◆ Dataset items
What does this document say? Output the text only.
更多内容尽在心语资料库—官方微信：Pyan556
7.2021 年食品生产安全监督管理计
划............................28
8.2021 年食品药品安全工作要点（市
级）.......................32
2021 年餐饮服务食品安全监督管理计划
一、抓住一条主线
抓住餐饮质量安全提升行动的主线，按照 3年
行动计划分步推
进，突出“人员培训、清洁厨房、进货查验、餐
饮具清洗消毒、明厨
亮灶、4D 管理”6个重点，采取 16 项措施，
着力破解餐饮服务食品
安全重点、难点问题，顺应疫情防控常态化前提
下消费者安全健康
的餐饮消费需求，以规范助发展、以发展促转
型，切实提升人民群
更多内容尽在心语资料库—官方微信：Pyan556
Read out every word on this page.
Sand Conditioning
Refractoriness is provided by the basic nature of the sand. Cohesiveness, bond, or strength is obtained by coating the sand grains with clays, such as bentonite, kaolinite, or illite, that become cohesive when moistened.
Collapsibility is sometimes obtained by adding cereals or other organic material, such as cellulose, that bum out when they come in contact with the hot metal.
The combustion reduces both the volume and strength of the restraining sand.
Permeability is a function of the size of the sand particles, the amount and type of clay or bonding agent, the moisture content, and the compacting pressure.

◆ Set exercise
Give all of the entries again, word for word.

◆ Solution to the problem
What does this document say? Output the text only.
更多内容尽在心语资料库—官方微信：Pyan556
7.2021 年食品生产安全监督管理计
划............................28
8.2021 年食品药品安全工作要点（市
级）.......................32
2021 年餐饮服务食品安全监督管理计划
一、抓住一条主线
抓住餐饮质量安全提升行动的主线，按照 3年
行动计划分步推
进，突出“人员培训、清洁厨房、进货查验、餐
饮具清洗消毒、明厨
亮灶、4D 管理”6个重点，采取 16 项措施，
着力破解餐饮服务食品
安全重点、难点问题，顺应疫情防控常态化前提
下消费者安全健康
的餐饮消费需求，以规范助发展、以发展促转
型，切实提升人民群
更多内容尽在心语资料库—官方微信：Pyan556
Read out every word on this page.
Sand Conditioning
Refractoriness is provided by the basic nature of the sand. Cohesiveness, bond, or strength is obtained by coating the sand grains with clays, such as bentonite, kaolinite, or illite, that become cohesive when moistened.
Collapsibility is sometimes obtained by adding cereals or other organic material, such as cellulose, that bum out when they come in contact with the hot metal.
The combustion reduces both the volume and strength of the restraining sand.
Permeability is a function of the size of the sand particles, the amount and type of clay or bonding agent, the moisture content, and the compacting pressure.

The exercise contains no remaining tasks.